Set exercise:
Transcribe the material below exactly as it appears.

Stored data
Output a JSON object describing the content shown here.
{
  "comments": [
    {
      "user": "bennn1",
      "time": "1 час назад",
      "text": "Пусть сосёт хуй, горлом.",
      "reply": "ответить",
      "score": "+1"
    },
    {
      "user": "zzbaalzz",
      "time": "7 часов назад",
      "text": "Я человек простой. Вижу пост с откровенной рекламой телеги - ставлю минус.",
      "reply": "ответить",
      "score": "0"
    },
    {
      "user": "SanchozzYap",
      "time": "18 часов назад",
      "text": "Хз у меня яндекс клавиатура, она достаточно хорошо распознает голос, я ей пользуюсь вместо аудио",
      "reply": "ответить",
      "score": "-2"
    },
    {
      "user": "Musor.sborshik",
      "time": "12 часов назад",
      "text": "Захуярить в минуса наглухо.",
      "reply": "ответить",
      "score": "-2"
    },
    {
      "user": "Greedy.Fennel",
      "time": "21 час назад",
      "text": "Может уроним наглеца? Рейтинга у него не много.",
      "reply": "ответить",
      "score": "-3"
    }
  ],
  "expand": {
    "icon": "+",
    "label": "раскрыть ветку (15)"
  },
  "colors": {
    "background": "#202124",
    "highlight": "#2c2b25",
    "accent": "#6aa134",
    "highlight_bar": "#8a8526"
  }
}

Answer for the task:
Output a JSON object describing the content shown here.
{
  "comments": [
    {
      "user": "bennn1",
      "time": "1 час назад",
      "text": "Пусть сосёт хуй, горлом.",
      "reply": "ответить",
      "score": "+1"
    },
    {
      "user": "zzbaalzz",
      "time": "7 часов назад",
      "text": "Я человек простой. Вижу пост с откровенной рекламой телеги - ставлю минус.",
      "reply": "ответить",
      "score": "0"
    },
    {
      "user": "SanchozzYap",
      "time": "18 часов назад",
      "text": "Хз у меня яндекс клавиатура, она достаточно хорошо распознает голос, я ей пользуюсь вместо аудио",
      "reply": "ответить",
      "score": "-2"
    },
    {
      "user": "Musor.sborshik",
      "time": "12 часов назад",
      "text": "Захуярить в минуса наглухо.",
      "reply": "ответить",
      "score": "-2"
    },
    {
      "user": "Greedy.Fennel",
      "time": "21 час назад",
      "text": "Может уроним наглеца? Рейтинга у него не много.",
      "reply": "ответить",
      "score": "-3"
    }
  ],
  "expand": {
    "icon": "+",
    "label": "раскрыть ветку (15)"
  },
  "colors": {
    "background": "#202124",
    "highlight": "#2c2b25",
    "accent": "#6aa134",
    "highlight_bar": "#8a8526"
  }
}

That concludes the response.